WHAT IS REQUIRED:
From the listing below, pull out every line where the string "Change" appears.

■ ■ ■ ■ ■ ■ ■

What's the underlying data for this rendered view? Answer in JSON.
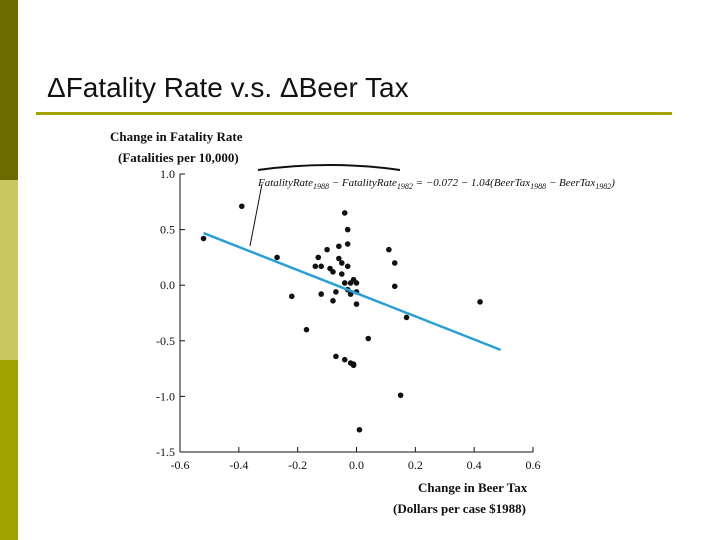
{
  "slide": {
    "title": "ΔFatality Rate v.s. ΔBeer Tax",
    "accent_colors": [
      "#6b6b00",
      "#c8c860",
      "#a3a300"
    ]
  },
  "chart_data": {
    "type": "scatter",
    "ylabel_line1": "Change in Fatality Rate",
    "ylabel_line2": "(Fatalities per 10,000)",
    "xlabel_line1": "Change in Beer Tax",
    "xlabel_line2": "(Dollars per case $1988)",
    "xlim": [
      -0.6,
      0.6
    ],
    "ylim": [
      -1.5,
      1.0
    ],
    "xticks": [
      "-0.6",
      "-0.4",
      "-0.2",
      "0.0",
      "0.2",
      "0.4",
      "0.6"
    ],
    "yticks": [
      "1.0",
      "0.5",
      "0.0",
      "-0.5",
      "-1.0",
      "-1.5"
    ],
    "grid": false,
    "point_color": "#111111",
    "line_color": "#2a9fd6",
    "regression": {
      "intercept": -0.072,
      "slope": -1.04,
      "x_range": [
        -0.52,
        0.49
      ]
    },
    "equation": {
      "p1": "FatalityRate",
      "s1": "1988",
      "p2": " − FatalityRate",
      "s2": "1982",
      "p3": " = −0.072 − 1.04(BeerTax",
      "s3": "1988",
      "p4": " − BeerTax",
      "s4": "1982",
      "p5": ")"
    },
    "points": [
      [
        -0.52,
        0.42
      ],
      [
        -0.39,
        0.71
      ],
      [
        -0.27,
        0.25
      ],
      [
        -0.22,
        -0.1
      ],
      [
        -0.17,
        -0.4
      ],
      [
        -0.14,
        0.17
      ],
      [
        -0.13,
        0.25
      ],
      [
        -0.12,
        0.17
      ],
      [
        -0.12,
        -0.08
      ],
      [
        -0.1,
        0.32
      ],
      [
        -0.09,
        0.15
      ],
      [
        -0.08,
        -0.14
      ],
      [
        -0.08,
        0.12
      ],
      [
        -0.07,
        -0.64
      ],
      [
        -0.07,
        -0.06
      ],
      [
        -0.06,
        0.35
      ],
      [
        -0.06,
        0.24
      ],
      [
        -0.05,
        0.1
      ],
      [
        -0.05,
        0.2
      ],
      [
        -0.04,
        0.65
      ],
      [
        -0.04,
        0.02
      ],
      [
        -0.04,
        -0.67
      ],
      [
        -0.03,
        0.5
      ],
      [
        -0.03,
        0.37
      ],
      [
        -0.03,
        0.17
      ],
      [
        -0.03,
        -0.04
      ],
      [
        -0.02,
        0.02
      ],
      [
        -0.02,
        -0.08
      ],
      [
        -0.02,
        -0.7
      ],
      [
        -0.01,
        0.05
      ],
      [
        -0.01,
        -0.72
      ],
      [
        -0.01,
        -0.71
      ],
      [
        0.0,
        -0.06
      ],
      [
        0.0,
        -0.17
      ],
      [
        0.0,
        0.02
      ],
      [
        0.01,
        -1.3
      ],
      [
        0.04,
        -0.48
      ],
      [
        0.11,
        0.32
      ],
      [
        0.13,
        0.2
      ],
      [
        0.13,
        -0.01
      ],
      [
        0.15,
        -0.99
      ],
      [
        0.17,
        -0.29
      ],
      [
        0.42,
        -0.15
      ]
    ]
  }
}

■ ■ ■ ■ ■ ■ ■

TASK RESPONSE:
    "ylabel_line1": "Change in Fatality Rate",
    "xlabel_line1": "Change in Beer Tax",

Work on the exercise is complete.